> EXERCISE TASK: Which lines hold the word "conclusive"? Copy each of them from the material.

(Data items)
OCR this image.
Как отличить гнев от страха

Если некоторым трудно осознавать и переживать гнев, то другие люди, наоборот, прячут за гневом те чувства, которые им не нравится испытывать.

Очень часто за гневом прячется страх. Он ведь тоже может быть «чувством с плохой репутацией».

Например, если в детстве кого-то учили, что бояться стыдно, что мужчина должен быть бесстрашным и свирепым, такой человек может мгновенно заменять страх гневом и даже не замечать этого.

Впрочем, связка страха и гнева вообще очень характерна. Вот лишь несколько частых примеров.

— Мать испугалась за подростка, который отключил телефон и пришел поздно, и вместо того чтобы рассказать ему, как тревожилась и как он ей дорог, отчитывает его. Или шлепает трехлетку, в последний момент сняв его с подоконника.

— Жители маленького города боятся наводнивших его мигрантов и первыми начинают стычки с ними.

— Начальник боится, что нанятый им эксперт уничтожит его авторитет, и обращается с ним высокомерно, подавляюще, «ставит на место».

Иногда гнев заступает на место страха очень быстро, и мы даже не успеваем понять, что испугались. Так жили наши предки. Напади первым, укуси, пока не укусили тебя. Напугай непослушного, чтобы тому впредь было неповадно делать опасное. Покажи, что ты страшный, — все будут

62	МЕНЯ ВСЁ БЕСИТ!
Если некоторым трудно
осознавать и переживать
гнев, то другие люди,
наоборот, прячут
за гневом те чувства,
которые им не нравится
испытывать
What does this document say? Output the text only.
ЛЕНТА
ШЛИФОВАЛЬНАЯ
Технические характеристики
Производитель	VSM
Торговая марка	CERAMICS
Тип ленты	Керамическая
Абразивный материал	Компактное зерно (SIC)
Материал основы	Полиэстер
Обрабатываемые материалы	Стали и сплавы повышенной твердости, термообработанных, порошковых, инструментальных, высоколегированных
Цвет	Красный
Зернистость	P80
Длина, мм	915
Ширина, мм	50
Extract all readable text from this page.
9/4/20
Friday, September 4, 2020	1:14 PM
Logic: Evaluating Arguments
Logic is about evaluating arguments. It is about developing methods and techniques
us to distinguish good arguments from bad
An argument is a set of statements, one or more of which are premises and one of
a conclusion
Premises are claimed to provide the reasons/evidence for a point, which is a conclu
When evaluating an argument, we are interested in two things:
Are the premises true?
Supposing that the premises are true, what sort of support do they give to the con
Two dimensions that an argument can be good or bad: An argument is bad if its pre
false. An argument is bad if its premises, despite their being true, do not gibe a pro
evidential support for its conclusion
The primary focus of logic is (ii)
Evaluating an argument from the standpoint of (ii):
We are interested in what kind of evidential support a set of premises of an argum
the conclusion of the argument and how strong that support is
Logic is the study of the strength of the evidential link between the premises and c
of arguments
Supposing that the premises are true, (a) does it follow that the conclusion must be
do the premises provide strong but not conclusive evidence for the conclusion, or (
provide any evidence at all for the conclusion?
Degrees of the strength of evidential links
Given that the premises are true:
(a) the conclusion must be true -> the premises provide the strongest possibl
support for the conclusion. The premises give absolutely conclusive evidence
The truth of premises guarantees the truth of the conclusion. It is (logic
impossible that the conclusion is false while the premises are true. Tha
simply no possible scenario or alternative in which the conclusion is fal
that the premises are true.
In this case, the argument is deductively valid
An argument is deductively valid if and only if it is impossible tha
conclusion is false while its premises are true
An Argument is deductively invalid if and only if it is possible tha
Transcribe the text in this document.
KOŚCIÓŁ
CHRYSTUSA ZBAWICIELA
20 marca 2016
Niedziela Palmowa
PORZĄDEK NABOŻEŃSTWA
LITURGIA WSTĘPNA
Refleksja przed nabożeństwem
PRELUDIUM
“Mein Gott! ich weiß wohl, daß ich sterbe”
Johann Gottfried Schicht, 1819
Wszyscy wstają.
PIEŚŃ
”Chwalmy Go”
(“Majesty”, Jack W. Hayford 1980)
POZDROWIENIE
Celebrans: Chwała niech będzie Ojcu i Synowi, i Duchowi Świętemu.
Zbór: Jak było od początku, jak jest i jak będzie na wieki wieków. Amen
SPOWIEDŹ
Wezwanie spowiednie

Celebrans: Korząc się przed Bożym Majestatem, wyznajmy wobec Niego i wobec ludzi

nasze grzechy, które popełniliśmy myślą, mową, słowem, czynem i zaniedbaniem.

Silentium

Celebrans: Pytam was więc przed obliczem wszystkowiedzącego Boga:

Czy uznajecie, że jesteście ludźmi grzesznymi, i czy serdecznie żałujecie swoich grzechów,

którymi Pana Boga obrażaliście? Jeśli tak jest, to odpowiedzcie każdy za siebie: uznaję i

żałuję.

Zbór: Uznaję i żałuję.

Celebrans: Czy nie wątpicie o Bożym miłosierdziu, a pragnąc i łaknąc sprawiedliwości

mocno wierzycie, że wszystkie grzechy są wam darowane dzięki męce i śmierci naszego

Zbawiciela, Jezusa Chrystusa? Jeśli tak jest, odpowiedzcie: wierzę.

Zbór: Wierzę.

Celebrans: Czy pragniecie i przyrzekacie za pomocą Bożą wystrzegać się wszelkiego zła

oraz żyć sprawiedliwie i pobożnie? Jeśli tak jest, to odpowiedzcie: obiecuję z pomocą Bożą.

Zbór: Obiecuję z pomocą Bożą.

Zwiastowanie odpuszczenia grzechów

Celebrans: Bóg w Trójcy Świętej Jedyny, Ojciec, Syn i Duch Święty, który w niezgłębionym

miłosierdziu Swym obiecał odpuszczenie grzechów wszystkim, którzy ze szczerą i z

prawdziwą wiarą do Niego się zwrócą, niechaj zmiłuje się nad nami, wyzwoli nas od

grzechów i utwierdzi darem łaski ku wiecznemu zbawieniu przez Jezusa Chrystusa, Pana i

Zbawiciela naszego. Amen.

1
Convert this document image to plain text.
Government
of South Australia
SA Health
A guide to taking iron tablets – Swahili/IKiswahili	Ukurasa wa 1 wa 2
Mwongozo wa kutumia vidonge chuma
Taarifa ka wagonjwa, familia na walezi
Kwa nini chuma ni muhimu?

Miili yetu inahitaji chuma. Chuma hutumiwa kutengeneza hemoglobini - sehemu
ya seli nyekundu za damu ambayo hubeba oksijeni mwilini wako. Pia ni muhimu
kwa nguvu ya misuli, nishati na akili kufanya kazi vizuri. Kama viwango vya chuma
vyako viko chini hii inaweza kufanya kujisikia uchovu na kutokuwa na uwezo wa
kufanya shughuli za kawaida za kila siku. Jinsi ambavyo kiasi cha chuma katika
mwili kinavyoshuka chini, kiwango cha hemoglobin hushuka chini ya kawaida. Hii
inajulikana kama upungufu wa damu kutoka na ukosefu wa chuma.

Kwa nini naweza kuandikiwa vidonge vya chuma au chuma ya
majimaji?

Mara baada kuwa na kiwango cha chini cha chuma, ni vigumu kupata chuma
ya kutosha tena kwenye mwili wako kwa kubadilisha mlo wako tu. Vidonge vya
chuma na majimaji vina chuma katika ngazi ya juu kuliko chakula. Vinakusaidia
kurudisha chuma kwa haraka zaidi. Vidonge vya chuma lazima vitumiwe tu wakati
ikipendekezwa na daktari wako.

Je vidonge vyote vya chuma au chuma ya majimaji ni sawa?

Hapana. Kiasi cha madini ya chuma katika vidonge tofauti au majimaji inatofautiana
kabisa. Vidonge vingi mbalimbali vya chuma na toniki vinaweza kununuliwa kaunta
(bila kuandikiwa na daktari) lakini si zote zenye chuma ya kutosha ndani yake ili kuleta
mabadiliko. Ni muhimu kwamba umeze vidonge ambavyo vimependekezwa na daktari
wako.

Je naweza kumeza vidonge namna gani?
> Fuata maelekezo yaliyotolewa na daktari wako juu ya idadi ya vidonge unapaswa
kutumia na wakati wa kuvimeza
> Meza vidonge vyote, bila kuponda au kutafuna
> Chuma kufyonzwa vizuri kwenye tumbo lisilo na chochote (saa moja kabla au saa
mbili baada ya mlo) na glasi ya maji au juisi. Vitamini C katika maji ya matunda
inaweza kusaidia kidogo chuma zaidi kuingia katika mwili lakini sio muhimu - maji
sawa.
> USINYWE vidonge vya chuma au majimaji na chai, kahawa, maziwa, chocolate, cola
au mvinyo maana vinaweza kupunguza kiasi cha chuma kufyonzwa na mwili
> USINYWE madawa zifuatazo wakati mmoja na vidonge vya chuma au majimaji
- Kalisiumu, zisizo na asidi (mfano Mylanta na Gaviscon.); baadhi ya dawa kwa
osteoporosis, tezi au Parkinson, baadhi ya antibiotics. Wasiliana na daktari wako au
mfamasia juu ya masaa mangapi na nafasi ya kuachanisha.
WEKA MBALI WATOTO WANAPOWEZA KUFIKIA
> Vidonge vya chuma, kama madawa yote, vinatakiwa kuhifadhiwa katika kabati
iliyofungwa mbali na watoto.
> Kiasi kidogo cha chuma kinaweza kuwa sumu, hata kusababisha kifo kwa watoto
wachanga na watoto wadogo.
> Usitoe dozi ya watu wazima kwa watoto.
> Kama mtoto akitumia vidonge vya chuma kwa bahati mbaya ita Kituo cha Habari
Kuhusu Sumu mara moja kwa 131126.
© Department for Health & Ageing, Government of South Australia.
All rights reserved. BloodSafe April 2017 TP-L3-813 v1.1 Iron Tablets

> THE SOLUTION:
do the premises provide strong but not conclusive evidence for the conclusion, or (
support for the conclusion. The premises give absolutely conclusive evidence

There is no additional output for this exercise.